(Stored data entries)
--- BEGIN ---

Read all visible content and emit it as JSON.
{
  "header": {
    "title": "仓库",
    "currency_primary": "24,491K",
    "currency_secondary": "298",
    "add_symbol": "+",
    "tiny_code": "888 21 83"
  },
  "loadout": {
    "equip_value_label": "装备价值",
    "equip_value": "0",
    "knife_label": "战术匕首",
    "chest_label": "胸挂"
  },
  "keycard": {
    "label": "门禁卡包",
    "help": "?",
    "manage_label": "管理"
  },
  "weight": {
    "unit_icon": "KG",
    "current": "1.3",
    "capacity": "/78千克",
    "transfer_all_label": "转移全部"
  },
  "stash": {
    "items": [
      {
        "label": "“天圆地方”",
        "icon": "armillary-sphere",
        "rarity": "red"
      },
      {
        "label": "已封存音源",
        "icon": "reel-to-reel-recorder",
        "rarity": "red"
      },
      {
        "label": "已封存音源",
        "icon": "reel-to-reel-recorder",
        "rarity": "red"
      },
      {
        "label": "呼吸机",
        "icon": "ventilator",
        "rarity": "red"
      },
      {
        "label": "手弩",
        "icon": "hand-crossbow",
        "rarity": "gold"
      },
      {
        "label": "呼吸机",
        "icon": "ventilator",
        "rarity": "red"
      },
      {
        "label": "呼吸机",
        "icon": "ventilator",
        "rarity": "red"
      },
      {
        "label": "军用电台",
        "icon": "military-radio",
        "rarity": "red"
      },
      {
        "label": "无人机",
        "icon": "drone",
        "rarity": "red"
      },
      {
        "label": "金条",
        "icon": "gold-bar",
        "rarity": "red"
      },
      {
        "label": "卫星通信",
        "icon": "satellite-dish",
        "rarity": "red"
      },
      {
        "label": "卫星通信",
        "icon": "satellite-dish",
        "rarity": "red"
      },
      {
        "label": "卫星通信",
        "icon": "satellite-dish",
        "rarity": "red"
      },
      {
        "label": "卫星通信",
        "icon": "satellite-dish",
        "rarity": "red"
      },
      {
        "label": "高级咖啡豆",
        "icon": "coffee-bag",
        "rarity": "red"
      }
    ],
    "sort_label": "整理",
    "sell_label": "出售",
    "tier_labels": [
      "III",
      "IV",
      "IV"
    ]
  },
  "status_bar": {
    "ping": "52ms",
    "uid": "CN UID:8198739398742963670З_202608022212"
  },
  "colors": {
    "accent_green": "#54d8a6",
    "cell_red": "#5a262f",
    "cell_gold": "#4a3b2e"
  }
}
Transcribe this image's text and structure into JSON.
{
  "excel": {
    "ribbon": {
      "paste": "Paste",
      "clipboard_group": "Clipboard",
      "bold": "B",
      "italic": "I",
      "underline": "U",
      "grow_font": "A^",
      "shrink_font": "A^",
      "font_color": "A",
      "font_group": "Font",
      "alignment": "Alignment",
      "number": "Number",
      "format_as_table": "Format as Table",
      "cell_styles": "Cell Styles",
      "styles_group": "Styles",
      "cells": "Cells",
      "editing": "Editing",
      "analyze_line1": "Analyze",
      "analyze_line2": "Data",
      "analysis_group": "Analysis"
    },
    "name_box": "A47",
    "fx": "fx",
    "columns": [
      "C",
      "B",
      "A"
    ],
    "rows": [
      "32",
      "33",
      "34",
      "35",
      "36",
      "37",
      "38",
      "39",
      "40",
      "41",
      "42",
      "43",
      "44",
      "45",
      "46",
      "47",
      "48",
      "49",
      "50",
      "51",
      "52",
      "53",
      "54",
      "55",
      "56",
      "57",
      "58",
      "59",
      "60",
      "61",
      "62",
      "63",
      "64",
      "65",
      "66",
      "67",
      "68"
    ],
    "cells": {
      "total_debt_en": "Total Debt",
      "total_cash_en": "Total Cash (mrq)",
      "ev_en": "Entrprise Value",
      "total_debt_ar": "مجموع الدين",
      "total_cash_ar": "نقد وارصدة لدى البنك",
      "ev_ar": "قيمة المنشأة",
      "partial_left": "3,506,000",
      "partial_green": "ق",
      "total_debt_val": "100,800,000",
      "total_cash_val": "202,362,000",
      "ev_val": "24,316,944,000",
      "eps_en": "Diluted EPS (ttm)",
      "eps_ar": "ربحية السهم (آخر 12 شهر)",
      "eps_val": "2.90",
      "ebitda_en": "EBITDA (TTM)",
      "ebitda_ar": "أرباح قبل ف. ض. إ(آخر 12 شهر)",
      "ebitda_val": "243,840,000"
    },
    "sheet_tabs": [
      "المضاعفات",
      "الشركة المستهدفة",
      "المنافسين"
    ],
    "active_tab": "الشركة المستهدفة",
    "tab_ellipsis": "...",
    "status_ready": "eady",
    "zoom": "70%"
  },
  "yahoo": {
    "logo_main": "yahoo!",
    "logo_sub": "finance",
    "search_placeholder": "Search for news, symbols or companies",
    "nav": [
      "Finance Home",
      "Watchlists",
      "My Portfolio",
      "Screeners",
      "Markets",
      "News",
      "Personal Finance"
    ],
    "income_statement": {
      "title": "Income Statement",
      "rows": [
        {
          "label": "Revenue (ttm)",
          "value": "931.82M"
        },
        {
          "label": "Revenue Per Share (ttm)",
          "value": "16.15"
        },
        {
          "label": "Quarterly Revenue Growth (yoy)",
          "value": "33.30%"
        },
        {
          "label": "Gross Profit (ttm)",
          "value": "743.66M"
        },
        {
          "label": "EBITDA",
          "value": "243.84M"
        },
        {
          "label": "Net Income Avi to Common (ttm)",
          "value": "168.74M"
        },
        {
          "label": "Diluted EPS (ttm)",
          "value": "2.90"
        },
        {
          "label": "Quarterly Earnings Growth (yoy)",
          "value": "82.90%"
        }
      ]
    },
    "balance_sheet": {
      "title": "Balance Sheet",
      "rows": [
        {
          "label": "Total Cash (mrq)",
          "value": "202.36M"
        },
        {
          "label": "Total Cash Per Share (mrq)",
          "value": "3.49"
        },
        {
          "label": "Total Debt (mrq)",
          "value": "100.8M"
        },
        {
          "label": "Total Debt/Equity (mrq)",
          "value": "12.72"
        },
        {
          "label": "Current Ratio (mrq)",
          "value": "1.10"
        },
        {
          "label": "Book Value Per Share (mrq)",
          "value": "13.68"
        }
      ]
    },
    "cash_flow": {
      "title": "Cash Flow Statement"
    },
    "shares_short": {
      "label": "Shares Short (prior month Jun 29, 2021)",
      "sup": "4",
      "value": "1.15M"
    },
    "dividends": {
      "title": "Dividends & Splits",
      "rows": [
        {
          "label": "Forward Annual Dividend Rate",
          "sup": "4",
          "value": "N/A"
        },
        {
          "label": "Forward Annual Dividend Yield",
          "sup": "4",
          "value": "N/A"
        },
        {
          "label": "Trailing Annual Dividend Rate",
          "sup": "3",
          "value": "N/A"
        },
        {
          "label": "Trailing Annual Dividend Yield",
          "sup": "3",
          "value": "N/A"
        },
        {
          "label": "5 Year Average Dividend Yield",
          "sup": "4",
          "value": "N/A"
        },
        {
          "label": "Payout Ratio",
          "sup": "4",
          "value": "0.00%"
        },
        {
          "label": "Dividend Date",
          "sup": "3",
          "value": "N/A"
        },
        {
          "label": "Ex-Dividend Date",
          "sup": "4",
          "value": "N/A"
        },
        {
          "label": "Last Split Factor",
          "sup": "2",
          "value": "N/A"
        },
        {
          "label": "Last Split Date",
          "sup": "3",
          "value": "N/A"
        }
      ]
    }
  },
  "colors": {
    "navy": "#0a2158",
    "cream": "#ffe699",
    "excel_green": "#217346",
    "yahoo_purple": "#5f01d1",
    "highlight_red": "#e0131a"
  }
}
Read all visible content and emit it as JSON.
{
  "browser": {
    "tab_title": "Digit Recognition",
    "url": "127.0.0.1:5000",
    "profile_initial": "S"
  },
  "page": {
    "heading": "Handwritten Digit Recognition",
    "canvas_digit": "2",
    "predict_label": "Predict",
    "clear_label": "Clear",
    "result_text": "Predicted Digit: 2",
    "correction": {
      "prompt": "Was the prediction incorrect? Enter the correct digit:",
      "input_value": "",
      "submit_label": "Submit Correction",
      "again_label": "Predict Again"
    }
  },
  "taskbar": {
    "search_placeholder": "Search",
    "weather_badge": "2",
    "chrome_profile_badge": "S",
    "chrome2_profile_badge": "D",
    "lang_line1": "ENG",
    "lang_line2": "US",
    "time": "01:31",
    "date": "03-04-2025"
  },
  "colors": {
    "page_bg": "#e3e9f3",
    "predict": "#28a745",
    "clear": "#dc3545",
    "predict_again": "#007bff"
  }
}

--- END ---

**Given request**
Across the material above, how many lines include the string "المستهدفة"? Only the number is wanted.

**Answer to this exercise**
2